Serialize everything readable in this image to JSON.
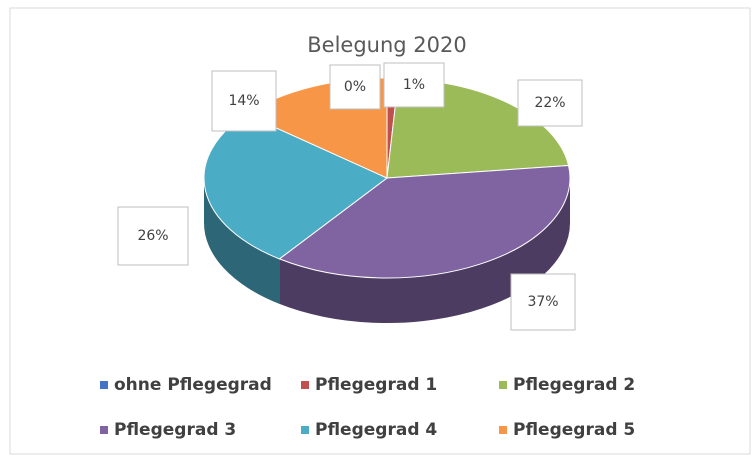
{
  "chart_data": {
    "type": "pie",
    "title": "Belegung 2020",
    "categories": [
      "ohne Pflegegrad",
      "Pflegegrad 1",
      "Pflegegrad 2",
      "Pflegegrad 3",
      "Pflegegrad 4",
      "Pflegegrad 5"
    ],
    "values": [
      0,
      1,
      22,
      37,
      26,
      14
    ],
    "value_labels": [
      "0%",
      "1%",
      "22%",
      "37%",
      "26%",
      "14%"
    ],
    "colors": [
      "#4472c4",
      "#c0504d",
      "#9bbb59",
      "#8064a2",
      "#4bacc6",
      "#f79646"
    ],
    "legend": "bottom"
  }
}
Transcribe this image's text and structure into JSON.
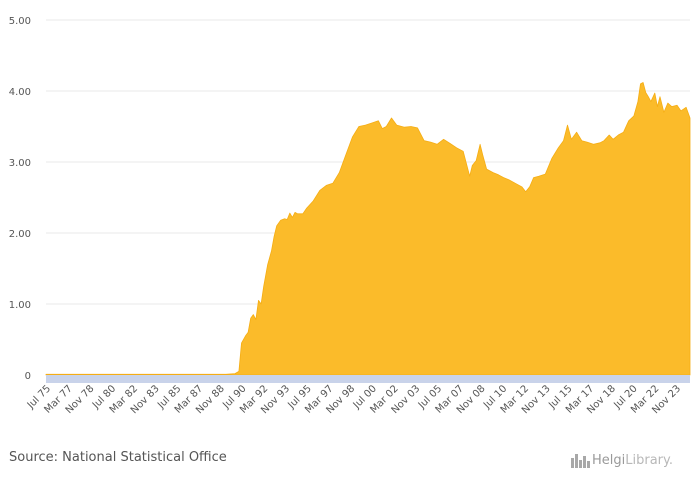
####################
Transcribe the records above exactly, omitting every picture they contain.

Serialize everything readable in this image to JSON.
{
  "chart_data": {
    "type": "pie",
    "title": "Belegung 2020",
    "categories": [
      "ohne Pflegegrad",
      "Pflegegrad 1",
      "Pflegegrad 2",
      "Pflegegrad 3",
      "Pflegegrad 4",
      "Pflegegrad 5"
    ],
    "values": [
      0,
      1,
      22,
      37,
      26,
      14
    ],
    "value_labels": [
      "0%",
      "1%",
      "22%",
      "37%",
      "26%",
      "14%"
    ],
    "colors": [
      "#4472c4",
      "#c0504d",
      "#9bbb59",
      "#8064a2",
      "#4bacc6",
      "#f79646"
    ],
    "legend": "bottom"
  }
}
Transcribe this image's text and structure into JSON.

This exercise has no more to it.